## Requirements
Print each of the entries exactly, leaving nothing out.

Dataset items

■ ■ ■ ■ ■ ■ ■

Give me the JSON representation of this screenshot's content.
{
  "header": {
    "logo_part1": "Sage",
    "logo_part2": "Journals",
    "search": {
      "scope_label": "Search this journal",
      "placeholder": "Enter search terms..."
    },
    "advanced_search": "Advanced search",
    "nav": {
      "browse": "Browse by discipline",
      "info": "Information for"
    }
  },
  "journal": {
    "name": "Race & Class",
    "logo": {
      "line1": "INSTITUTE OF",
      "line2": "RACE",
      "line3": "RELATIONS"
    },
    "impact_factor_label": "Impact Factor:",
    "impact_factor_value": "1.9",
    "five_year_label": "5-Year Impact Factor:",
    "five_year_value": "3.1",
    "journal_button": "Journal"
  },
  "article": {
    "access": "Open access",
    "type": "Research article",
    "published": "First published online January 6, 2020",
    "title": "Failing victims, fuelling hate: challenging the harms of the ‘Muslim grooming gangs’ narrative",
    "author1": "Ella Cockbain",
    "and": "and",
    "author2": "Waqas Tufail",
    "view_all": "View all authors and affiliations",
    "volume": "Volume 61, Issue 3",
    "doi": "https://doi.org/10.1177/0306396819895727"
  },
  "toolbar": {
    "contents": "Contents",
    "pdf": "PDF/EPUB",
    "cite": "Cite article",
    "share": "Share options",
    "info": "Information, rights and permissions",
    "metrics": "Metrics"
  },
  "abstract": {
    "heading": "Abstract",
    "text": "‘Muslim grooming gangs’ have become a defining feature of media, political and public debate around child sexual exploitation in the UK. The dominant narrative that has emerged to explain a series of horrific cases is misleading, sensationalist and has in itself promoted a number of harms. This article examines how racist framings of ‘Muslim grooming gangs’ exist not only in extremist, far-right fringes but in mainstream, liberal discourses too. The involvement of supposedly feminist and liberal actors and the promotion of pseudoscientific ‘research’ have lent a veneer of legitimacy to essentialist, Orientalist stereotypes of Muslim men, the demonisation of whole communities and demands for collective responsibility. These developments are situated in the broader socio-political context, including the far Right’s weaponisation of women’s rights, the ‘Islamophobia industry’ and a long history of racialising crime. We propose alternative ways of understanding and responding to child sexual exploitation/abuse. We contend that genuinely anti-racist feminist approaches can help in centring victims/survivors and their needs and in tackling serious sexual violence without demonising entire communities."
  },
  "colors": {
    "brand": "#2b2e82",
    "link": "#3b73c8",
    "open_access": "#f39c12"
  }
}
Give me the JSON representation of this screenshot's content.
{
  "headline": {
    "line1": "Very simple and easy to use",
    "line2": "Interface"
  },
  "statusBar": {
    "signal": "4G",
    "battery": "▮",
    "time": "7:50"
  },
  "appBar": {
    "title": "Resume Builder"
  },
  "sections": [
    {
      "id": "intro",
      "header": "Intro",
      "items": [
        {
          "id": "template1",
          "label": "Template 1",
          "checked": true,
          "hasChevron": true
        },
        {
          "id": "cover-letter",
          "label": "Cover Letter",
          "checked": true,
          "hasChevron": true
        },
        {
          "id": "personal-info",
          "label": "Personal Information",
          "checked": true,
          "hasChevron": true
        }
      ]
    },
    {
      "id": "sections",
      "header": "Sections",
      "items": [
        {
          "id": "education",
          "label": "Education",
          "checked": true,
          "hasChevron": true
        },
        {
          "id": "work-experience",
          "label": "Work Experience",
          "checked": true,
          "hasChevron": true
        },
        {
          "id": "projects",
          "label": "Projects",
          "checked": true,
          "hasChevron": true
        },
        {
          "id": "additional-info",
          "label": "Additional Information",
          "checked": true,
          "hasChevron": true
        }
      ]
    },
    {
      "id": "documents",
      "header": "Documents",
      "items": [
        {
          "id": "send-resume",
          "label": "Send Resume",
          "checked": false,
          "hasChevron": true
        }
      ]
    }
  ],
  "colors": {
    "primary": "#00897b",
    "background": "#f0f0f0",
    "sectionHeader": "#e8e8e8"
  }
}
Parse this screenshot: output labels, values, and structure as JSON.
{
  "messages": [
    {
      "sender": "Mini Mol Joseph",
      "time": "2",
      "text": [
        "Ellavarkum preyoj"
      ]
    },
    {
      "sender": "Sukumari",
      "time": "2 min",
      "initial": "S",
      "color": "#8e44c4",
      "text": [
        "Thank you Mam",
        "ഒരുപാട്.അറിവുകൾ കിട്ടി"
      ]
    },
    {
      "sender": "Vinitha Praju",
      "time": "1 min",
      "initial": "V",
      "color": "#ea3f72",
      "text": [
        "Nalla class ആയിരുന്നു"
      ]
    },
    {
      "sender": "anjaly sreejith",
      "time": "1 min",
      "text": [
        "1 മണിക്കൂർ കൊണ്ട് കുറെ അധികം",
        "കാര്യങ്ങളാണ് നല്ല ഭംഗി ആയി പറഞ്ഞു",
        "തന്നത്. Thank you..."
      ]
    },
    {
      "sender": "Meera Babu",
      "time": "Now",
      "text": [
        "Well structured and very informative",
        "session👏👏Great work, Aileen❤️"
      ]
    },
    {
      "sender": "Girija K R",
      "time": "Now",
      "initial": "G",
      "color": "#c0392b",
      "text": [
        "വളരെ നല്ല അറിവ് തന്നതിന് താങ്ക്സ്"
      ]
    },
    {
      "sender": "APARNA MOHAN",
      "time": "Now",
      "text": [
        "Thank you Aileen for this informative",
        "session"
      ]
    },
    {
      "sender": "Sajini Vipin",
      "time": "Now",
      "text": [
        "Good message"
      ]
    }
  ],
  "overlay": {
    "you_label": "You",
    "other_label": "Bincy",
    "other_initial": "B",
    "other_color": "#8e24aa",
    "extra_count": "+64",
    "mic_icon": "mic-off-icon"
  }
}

■ ■ ■ ■ ■ ■ ■

## Solution below
Give me the JSON representation of this screenshot's content.
{
  "header": {
    "logo_part1": "Sage",
    "logo_part2": "Journals",
    "search": {
      "scope_label": "Search this journal",
      "placeholder": "Enter search terms..."
    },
    "advanced_search": "Advanced search",
    "nav": {
      "browse": "Browse by discipline",
      "info": "Information for"
    }
  },
  "journal": {
    "name": "Race & Class",
    "logo": {
      "line1": "INSTITUTE OF",
      "line2": "RACE",
      "line3": "RELATIONS"
    },
    "impact_factor_label": "Impact Factor:",
    "impact_factor_value": "1.9",
    "five_year_label": "5-Year Impact Factor:",
    "five_year_value": "3.1",
    "journal_button": "Journal"
  },
  "article": {
    "access": "Open access",
    "type": "Research article",
    "published": "First published online January 6, 2020",
    "title": "Failing victims, fuelling hate: challenging the harms of the ‘Muslim grooming gangs’ narrative",
    "author1": "Ella Cockbain",
    "and": "and",
    "author2": "Waqas Tufail",
    "view_all": "View all authors and affiliations",
    "volume": "Volume 61, Issue 3",
    "doi": "https://doi.org/10.1177/0306396819895727"
  },
  "toolbar": {
    "contents": "Contents",
    "pdf": "PDF/EPUB",
    "cite": "Cite article",
    "share": "Share options",
    "info": "Information, rights and permissions",
    "metrics": "Metrics"
  },
  "abstract": {
    "heading": "Abstract",
    "text": "‘Muslim grooming gangs’ have become a defining feature of media, political and public debate around child sexual exploitation in the UK. The dominant narrative that has emerged to explain a series of horrific cases is misleading, sensationalist and has in itself promoted a number of harms. This article examines how racist framings of ‘Muslim grooming gangs’ exist not only in extremist, far-right fringes but in mainstream, liberal discourses too. The involvement of supposedly feminist and liberal actors and the promotion of pseudoscientific ‘research’ have lent a veneer of legitimacy to essentialist, Orientalist stereotypes of Muslim men, the demonisation of whole communities and demands for collective responsibility. These developments are situated in the broader socio-political context, including the far Right’s weaponisation of women’s rights, the ‘Islamophobia industry’ and a long history of racialising crime. We propose alternative ways of understanding and responding to child sexual exploitation/abuse. We contend that genuinely anti-racist feminist approaches can help in centring victims/survivors and their needs and in tackling serious sexual violence without demonising entire communities."
  },
  "colors": {
    "brand": "#2b2e82",
    "link": "#3b73c8",
    "open_access": "#f39c12"
  }
}
Give me the JSON representation of this screenshot's content.
{
  "headline": {
    "line1": "Very simple and easy to use",
    "line2": "Interface"
  },
  "statusBar": {
    "signal": "4G",
    "battery": "▮",
    "time": "7:50"
  },
  "appBar": {
    "title": "Resume Builder"
  },
  "sections": [
    {
      "id": "intro",
      "header": "Intro",
      "items": [
        {
          "id": "template1",
          "label": "Template 1",
          "checked": true,
          "hasChevron": true
        },
        {
          "id": "cover-letter",
          "label": "Cover Letter",
          "checked": true,
          "hasChevron": true
        },
        {
          "id": "personal-info",
          "label": "Personal Information",
          "checked": true,
          "hasChevron": true
        }
      ]
    },
    {
      "id": "sections",
      "header": "Sections",
      "items": [
        {
          "id": "education",
          "label": "Education",
          "checked": true,
          "hasChevron": true
        },
        {
          "id": "work-experience",
          "label": "Work Experience",
          "checked": true,
          "hasChevron": true
        },
        {
          "id": "projects",
          "label": "Projects",
          "checked": true,
          "hasChevron": true
        },
        {
          "id": "additional-info",
          "label": "Additional Information",
          "checked": true,
          "hasChevron": true
        }
      ]
    },
    {
      "id": "documents",
      "header": "Documents",
      "items": [
        {
          "id": "send-resume",
          "label": "Send Resume",
          "checked": false,
          "hasChevron": true
        }
      ]
    }
  ],
  "colors": {
    "primary": "#00897b",
    "background": "#f0f0f0",
    "sectionHeader": "#e8e8e8"
  }
}
Parse this screenshot: output labels, values, and structure as JSON.
{
  "messages": [
    {
      "sender": "Mini Mol Joseph",
      "time": "2",
      "text": [
        "Ellavarkum preyoj"
      ]
    },
    {
      "sender": "Sukumari",
      "time": "2 min",
      "initial": "S",
      "color": "#8e44c4",
      "text": [
        "Thank you Mam",
        "ഒരുപാട്.അറിവുകൾ കിട്ടി"
      ]
    },
    {
      "sender": "Vinitha Praju",
      "time": "1 min",
      "initial": "V",
      "color": "#ea3f72",
      "text": [
        "Nalla class ആയിരുന്നു"
      ]
    },
    {
      "sender": "anjaly sreejith",
      "time": "1 min",
      "text": [
        "1 മണിക്കൂർ കൊണ്ട് കുറെ അധികം",
        "കാര്യങ്ങളാണ് നല്ല ഭംഗി ആയി പറഞ്ഞു",
        "തന്നത്. Thank you..."
      ]
    },
    {
      "sender": "Meera Babu",
      "time": "Now",
      "text": [
        "Well structured and very informative",
        "session👏👏Great work, Aileen❤️"
      ]
    },
    {
      "sender": "Girija K R",
      "time": "Now",
      "initial": "G",
      "color": "#c0392b",
      "text": [
        "വളരെ നല്ല അറിവ് തന്നതിന് താങ്ക്സ്"
      ]
    },
    {
      "sender": "APARNA MOHAN",
      "time": "Now",
      "text": [
        "Thank you Aileen for this informative",
        "session"
      ]
    },
    {
      "sender": "Sajini Vipin",
      "time": "Now",
      "text": [
        "Good message"
      ]
    }
  ],
  "overlay": {
    "you_label": "You",
    "other_label": "Bincy",
    "other_initial": "B",
    "other_color": "#8e24aa",
    "extra_count": "+64",
    "mic_icon": "mic-off-icon"
  }
}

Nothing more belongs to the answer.